- DATA FOR THIS EXERCISE:

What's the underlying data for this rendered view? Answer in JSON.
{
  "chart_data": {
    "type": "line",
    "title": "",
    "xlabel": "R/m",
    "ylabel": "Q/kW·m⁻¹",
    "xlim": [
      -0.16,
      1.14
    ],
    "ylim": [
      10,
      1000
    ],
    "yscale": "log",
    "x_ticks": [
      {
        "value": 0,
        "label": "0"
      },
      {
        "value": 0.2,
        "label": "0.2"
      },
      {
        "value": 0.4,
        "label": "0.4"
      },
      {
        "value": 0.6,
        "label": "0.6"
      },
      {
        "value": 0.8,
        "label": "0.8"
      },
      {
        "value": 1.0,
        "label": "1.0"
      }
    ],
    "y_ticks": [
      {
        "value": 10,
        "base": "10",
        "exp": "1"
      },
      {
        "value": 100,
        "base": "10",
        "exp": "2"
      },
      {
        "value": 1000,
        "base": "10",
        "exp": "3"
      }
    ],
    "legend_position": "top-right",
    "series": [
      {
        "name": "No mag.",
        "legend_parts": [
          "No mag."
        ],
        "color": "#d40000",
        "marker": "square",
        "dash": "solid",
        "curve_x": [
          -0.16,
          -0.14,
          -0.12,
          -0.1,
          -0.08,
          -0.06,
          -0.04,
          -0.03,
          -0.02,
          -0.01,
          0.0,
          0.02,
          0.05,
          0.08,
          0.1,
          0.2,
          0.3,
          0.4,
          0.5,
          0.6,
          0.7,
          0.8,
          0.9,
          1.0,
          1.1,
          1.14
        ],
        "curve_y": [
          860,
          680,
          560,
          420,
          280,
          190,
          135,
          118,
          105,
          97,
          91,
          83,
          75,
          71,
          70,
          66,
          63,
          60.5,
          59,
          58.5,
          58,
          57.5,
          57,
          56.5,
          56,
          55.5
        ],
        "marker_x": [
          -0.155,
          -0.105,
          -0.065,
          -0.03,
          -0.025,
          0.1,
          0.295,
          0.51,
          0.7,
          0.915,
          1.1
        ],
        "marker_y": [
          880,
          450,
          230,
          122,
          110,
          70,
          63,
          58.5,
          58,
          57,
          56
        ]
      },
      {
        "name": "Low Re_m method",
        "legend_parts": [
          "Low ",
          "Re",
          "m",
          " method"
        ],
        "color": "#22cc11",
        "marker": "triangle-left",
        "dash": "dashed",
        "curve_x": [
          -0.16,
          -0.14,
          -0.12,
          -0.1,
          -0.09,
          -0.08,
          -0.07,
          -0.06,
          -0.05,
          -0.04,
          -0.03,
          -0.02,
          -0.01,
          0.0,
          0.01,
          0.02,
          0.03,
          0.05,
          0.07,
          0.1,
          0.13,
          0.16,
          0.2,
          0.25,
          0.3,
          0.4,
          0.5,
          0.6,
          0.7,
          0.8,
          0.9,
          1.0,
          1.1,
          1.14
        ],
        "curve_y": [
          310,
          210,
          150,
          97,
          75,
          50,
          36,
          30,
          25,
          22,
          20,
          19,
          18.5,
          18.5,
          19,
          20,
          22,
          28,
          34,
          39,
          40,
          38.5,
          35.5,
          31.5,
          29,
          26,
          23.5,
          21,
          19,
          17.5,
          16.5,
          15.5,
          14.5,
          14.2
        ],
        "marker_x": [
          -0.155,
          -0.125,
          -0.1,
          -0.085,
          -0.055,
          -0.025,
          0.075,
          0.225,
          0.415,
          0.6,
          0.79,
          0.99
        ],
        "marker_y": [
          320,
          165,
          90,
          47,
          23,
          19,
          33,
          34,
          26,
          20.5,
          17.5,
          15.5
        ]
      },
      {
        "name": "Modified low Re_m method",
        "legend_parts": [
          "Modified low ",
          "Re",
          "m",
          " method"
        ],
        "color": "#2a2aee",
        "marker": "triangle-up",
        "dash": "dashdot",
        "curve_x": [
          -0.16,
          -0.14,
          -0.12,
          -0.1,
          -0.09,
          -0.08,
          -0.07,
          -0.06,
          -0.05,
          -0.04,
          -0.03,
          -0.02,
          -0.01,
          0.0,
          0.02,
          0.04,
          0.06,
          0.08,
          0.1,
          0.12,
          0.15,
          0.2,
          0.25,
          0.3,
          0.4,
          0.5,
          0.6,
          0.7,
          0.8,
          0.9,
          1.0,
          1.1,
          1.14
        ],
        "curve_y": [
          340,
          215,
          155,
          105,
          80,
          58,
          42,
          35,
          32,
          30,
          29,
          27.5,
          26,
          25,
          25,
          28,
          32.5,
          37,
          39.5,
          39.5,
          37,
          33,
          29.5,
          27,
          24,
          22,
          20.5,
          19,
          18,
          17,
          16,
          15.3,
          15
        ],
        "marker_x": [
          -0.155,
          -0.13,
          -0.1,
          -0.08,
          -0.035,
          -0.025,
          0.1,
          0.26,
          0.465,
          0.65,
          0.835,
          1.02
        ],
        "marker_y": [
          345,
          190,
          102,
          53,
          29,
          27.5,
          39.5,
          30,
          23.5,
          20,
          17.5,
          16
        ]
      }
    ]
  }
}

- PROBLEM TO WORK ON:
Transcribe the material above in its entirety. Match it exactly.

- SOLUTION TO THE EXERCISE:
What's the underlying data for this rendered view? Answer in JSON.
{
  "chart_data": {
    "type": "line",
    "title": "",
    "xlabel": "R/m",
    "ylabel": "Q/kW·m⁻¹",
    "xlim": [
      -0.16,
      1.14
    ],
    "ylim": [
      10,
      1000
    ],
    "yscale": "log",
    "x_ticks": [
      {
        "value": 0,
        "label": "0"
      },
      {
        "value": 0.2,
        "label": "0.2"
      },
      {
        "value": 0.4,
        "label": "0.4"
      },
      {
        "value": 0.6,
        "label": "0.6"
      },
      {
        "value": 0.8,
        "label": "0.8"
      },
      {
        "value": 1.0,
        "label": "1.0"
      }
    ],
    "y_ticks": [
      {
        "value": 10,
        "base": "10",
        "exp": "1"
      },
      {
        "value": 100,
        "base": "10",
        "exp": "2"
      },
      {
        "value": 1000,
        "base": "10",
        "exp": "3"
      }
    ],
    "legend_position": "top-right",
    "series": [
      {
        "name": "No mag.",
        "legend_parts": [
          "No mag."
        ],
        "color": "#d40000",
        "marker": "square",
        "dash": "solid",
        "curve_x": [
          -0.16,
          -0.14,
          -0.12,
          -0.1,
          -0.08,
          -0.06,
          -0.04,
          -0.03,
          -0.02,
          -0.01,
          0.0,
          0.02,
          0.05,
          0.08,
          0.1,
          0.2,
          0.3,
          0.4,
          0.5,
          0.6,
          0.7,
          0.8,
          0.9,
          1.0,
          1.1,
          1.14
        ],
        "curve_y": [
          860,
          680,
          560,
          420,
          280,
          190,
          135,
          118,
          105,
          97,
          91,
          83,
          75,
          71,
          70,
          66,
          63,
          60.5,
          59,
          58.5,
          58,
          57.5,
          57,
          56.5,
          56,
          55.5
        ],
        "marker_x": [
          -0.155,
          -0.105,
          -0.065,
          -0.03,
          -0.025,
          0.1,
          0.295,
          0.51,
          0.7,
          0.915,
          1.1
        ],
        "marker_y": [
          880,
          450,
          230,
          122,
          110,
          70,
          63,
          58.5,
          58,
          57,
          56
        ]
      },
      {
        "name": "Low Re_m method",
        "legend_parts": [
          "Low ",
          "Re",
          "m",
          " method"
        ],
        "color": "#22cc11",
        "marker": "triangle-left",
        "dash": "dashed",
        "curve_x": [
          -0.16,
          -0.14,
          -0.12,
          -0.1,
          -0.09,
          -0.08,
          -0.07,
          -0.06,
          -0.05,
          -0.04,
          -0.03,
          -0.02,
          -0.01,
          0.0,
          0.01,
          0.02,
          0.03,
          0.05,
          0.07,
          0.1,
          0.13,
          0.16,
          0.2,
          0.25,
          0.3,
          0.4,
          0.5,
          0.6,
          0.7,
          0.8,
          0.9,
          1.0,
          1.1,
          1.14
        ],
        "curve_y": [
          310,
          210,
          150,
          97,
          75,
          50,
          36,
          30,
          25,
          22,
          20,
          19,
          18.5,
          18.5,
          19,
          20,
          22,
          28,
          34,
          39,
          40,
          38.5,
          35.5,
          31.5,
          29,
          26,
          23.5,
          21,
          19,
          17.5,
          16.5,
          15.5,
          14.5,
          14.2
        ],
        "marker_x": [
          -0.155,
          -0.125,
          -0.1,
          -0.085,
          -0.055,
          -0.025,
          0.075,
          0.225,
          0.415,
          0.6,
          0.79,
          0.99
        ],
        "marker_y": [
          320,
          165,
          90,
          47,
          23,
          19,
          33,
          34,
          26,
          20.5,
          17.5,
          15.5
        ]
      },
      {
        "name": "Modified low Re_m method",
        "legend_parts": [
          "Modified low ",
          "Re",
          "m",
          " method"
        ],
        "color": "#2a2aee",
        "marker": "triangle-up",
        "dash": "dashdot",
        "curve_x": [
          -0.16,
          -0.14,
          -0.12,
          -0.1,
          -0.09,
          -0.08,
          -0.07,
          -0.06,
          -0.05,
          -0.04,
          -0.03,
          -0.02,
          -0.01,
          0.0,
          0.02,
          0.04,
          0.06,
          0.08,
          0.1,
          0.12,
          0.15,
          0.2,
          0.25,
          0.3,
          0.4,
          0.5,
          0.6,
          0.7,
          0.8,
          0.9,
          1.0,
          1.1,
          1.14
        ],
        "curve_y": [
          340,
          215,
          155,
          105,
          80,
          58,
          42,
          35,
          32,
          30,
          29,
          27.5,
          26,
          25,
          25,
          28,
          32.5,
          37,
          39.5,
          39.5,
          37,
          33,
          29.5,
          27,
          24,
          22,
          20.5,
          19,
          18,
          17,
          16,
          15.3,
          15
        ],
        "marker_x": [
          -0.155,
          -0.13,
          -0.1,
          -0.08,
          -0.035,
          -0.025,
          0.1,
          0.26,
          0.465,
          0.65,
          0.835,
          1.02
        ],
        "marker_y": [
          345,
          190,
          102,
          53,
          29,
          27.5,
          39.5,
          30,
          23.5,
          20,
          17.5,
          16
        ]
      }
    ]
  }
}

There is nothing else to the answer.